## [DIRECTIONS FOR THIS TASK]
Counting only lines that hold "ремонта", give the total and nothing more.

## [THE INPUT]
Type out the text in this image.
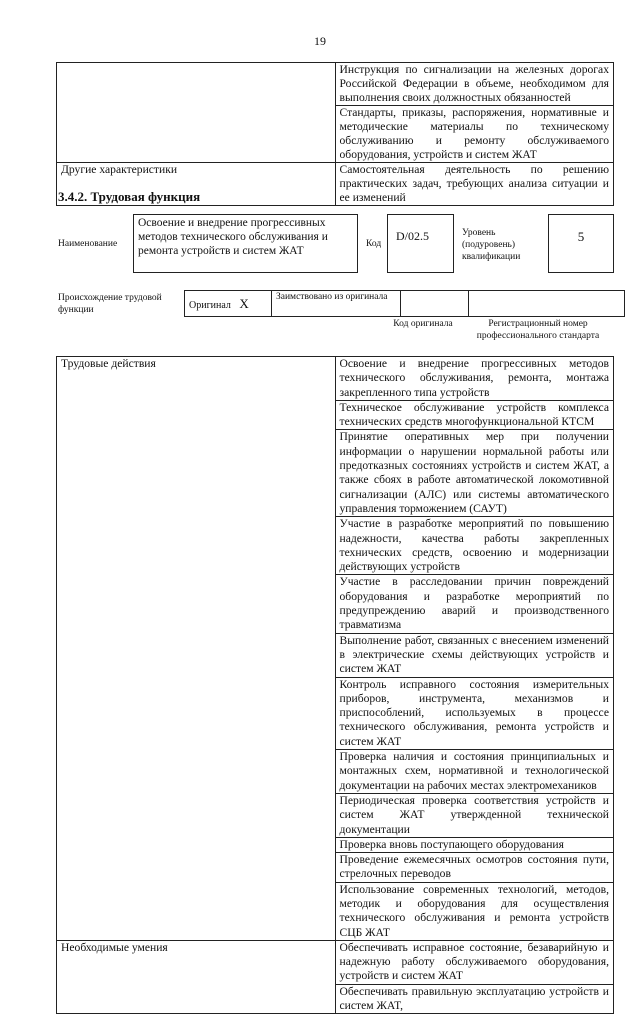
19
	Инструкция по сигнализации на железных дорогах Российской Федерации в объеме, необходимом для выполнения своих должностных обязанностей
	Стандарты, приказы, распоряжения, нормативные и методические материалы по техническому обслуживанию и ремонту обслуживаемого оборудования, устройств и систем ЖАТ
Другие характеристики	Самостоятельная деятельность по решению практических задач, требующих анализа ситуации и ее изменений
3.4.2. Трудовая функция
Наименование
Освоение и внедрение прогрессивных методов технического обслуживания и ремонта устройств и систем ЖАТ
Код
D/02.5	Уровень (подуровень) квалификации
5
Происхождение трудовой функции	Оригинал X	Заимствовано из оригинала		
Код оригинала	Регистрационный номер профессионального стандарта
Трудовые действия	Освоение и внедрение прогрессивных методов технического обслуживания, ремонта, монтажа закрепленного типа устройств
	Техническое обслуживание устройств комплекса технических средств многофункциональной КТСМ
	Принятие оперативных мер при получении информации о нарушении нормальной работы или предотказных состояниях устройств и систем ЖАТ, а также сбоях в работе автоматической локомотивной сигнализации (АЛС) или системы автоматического управления торможением (САУТ)
	Участие в разработке мероприятий по повышению надежности, качества работы закрепленных технических средств, освоению и модернизации действующих устройств
	Участие в расследовании причин повреждений оборудования и разработке мероприятий по предупреждению аварий и производственного травматизма
	Выполнение работ, связанных с внесением изменений в электрические схемы действующих устройств и систем ЖАТ
	Контроль исправного состояния измерительных приборов, инструмента, механизмов и приспособлений, используемых в процессе технического обслуживания, ремонта устройств и систем ЖАТ
	Проверка наличия и состояния принципиальных и монтажных схем, нормативной и технологической документации на рабочих местах электромехаников
	Периодическая проверка соответствия устройств и систем ЖАТ утвержденной технической документации
	Проверка вновь поступающего оборудования
	Проведение ежемесячных осмотров состояния пути, стрелочных переводов
	Использование современных технологий, методов, методик и оборудования для осуществления технического обслуживания и ремонта устройств СЦБ ЖАТ
Необходимые умения	Обеспечивать исправное состояние, безаварийную и надежную работу обслуживаемого оборудования, устройств и систем ЖАТ
	Обеспечивать правильную эксплуатацию устройств и систем ЖАТ,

## [THE REPLY]
4